[Document transcript data]
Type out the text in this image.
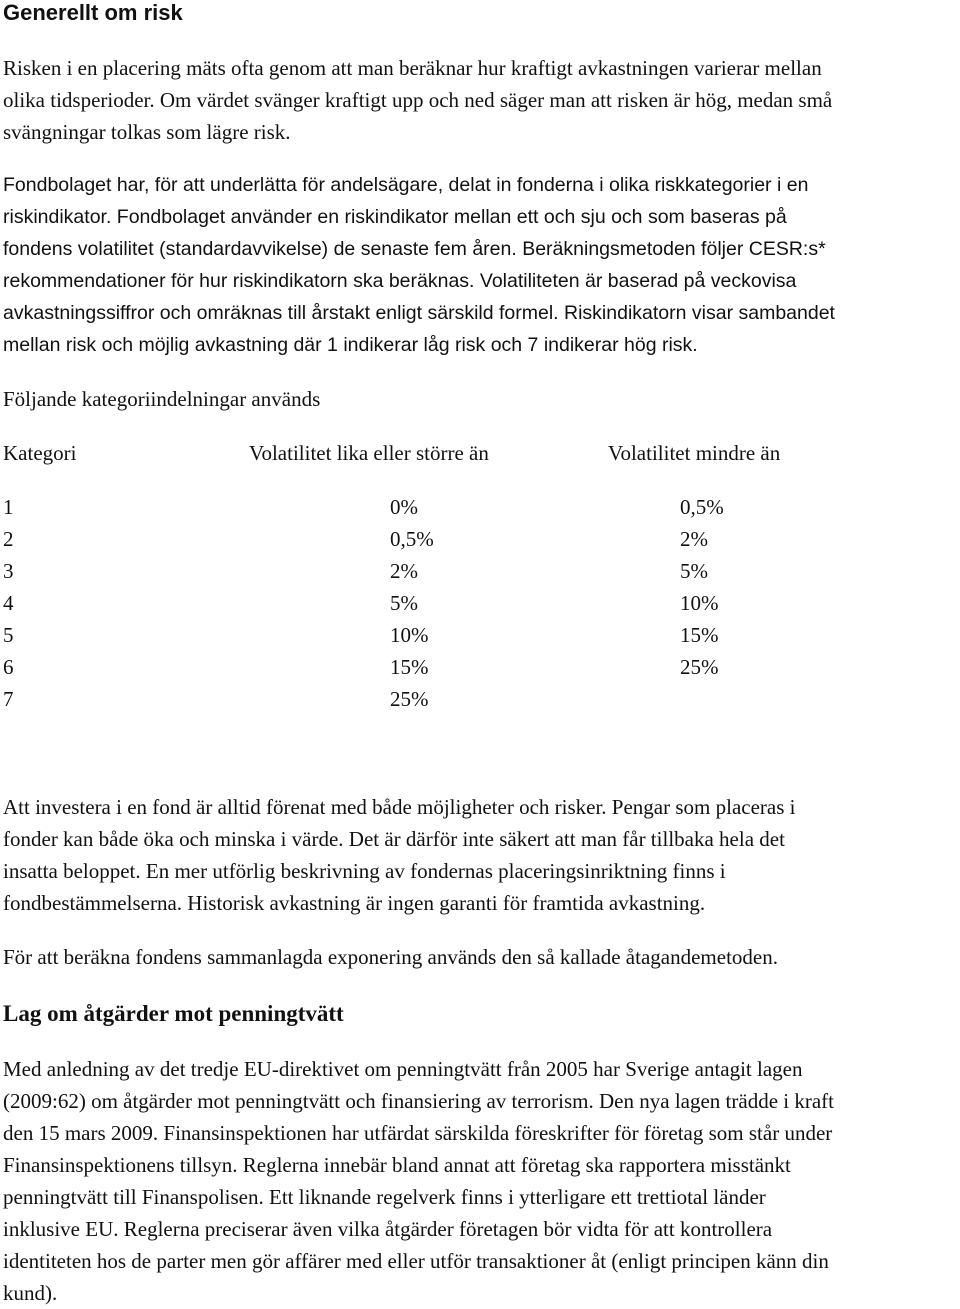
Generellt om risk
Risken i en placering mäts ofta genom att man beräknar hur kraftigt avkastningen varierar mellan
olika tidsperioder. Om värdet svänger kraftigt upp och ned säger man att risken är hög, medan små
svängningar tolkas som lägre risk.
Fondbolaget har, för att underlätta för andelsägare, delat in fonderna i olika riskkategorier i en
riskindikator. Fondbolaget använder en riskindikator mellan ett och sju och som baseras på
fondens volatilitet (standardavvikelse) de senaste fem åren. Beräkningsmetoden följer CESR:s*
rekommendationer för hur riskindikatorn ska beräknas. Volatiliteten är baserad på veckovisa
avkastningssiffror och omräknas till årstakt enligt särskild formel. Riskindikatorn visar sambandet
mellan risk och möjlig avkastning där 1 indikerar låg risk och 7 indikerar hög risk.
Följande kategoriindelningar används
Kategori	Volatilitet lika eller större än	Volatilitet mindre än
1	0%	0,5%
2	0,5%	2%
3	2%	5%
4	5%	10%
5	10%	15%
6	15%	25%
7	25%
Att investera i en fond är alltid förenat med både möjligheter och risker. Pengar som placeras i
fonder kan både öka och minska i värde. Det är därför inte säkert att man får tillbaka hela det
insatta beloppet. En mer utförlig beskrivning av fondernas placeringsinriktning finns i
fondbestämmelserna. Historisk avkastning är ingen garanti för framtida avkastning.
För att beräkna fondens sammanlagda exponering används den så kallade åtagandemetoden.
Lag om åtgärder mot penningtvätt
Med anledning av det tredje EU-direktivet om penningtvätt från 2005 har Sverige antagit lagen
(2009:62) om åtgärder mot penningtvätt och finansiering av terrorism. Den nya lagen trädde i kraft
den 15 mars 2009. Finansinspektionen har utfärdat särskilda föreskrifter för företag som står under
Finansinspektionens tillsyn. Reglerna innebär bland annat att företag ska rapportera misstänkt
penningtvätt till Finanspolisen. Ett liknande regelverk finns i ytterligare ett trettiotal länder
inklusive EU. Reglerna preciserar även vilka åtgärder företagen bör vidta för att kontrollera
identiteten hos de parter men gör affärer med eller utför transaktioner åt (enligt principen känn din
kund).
---
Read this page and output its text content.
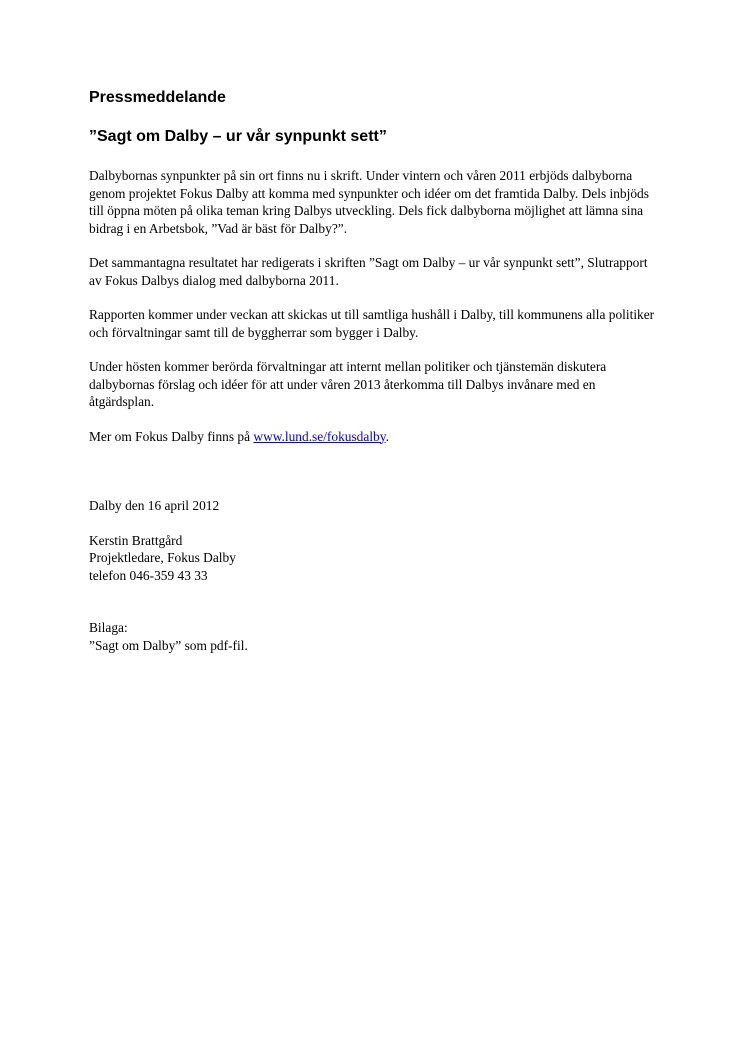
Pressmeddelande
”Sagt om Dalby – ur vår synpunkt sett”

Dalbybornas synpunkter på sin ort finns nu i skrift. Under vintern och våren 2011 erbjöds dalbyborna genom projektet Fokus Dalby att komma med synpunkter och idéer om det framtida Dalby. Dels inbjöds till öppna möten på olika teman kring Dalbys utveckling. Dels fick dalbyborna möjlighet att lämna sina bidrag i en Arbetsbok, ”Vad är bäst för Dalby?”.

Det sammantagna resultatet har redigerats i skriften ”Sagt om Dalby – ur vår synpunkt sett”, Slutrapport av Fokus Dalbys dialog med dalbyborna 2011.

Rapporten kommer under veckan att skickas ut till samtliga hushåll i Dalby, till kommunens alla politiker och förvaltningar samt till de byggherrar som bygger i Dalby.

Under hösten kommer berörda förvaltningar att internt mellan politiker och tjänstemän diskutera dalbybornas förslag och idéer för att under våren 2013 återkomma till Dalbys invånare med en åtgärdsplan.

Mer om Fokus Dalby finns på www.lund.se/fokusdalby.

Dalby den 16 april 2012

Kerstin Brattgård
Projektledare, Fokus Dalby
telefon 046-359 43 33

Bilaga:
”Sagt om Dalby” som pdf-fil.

TASK REQUIREMENTS. Tally the lines of the data that contain the string "Fondbolaget" and report the total alone.

THE COMPLETED TASK. 2